#### [GIVEN INFORMATION]
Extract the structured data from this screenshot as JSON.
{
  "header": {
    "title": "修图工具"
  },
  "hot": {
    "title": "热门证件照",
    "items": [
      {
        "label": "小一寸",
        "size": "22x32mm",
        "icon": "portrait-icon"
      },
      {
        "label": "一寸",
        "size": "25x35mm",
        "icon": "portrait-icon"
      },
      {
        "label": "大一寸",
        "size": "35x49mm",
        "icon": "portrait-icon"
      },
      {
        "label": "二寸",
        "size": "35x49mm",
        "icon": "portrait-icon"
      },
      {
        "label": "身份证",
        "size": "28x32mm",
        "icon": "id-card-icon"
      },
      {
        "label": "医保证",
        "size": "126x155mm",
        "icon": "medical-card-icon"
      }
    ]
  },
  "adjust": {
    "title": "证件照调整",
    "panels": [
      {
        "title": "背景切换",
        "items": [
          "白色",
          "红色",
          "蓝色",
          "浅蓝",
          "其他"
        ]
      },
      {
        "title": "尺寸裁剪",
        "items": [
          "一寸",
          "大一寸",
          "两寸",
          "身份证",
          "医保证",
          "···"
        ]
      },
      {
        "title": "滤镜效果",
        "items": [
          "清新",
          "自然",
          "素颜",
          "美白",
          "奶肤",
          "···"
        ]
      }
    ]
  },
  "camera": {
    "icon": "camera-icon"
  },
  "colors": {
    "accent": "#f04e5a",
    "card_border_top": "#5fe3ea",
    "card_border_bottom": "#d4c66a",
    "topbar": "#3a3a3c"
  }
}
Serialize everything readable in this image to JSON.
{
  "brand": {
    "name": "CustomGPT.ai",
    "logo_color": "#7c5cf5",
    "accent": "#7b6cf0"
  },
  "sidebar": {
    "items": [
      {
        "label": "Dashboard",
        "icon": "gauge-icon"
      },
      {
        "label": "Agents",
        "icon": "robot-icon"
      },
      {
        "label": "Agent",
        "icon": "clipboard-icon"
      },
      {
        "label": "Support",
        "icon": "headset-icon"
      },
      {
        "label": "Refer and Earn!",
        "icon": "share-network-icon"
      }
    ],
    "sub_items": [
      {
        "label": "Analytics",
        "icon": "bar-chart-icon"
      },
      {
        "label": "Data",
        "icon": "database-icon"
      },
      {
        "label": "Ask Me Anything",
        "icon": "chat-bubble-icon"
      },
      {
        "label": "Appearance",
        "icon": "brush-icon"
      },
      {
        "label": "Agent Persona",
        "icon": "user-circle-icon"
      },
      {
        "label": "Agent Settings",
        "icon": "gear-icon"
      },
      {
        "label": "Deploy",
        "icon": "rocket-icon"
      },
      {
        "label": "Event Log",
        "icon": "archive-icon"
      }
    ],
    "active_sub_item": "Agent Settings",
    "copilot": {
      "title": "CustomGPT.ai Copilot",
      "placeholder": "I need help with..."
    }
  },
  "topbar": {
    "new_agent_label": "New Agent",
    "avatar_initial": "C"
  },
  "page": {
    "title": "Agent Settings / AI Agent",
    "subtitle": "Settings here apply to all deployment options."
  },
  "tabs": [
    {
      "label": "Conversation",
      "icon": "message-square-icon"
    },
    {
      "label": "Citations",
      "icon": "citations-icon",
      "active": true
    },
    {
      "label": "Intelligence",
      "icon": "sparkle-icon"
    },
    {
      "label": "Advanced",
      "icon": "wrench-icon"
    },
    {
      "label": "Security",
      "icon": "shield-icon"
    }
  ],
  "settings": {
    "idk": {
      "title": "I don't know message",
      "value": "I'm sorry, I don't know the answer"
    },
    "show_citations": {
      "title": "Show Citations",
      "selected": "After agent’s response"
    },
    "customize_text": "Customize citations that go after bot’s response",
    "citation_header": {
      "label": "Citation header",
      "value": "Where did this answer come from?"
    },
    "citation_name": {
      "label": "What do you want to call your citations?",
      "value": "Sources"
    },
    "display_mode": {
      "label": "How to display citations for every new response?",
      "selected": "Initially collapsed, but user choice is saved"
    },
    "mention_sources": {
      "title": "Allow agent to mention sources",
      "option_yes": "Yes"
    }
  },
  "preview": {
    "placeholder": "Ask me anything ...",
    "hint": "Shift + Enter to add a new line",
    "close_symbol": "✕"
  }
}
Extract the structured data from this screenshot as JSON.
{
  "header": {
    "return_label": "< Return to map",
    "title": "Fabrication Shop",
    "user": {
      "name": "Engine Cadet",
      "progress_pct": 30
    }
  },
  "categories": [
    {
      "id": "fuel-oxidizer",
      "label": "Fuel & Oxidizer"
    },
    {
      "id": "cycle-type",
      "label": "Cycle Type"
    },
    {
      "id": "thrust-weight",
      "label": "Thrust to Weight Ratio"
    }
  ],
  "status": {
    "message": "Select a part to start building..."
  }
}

#### [OBJECTIVE]
Copy out each line that contains the word "value".

#### [TASK RESULT]
      "value": "I'm sorry, I don't know the answer"
      "value": "Where did this answer come from?"
      "value": "Sources"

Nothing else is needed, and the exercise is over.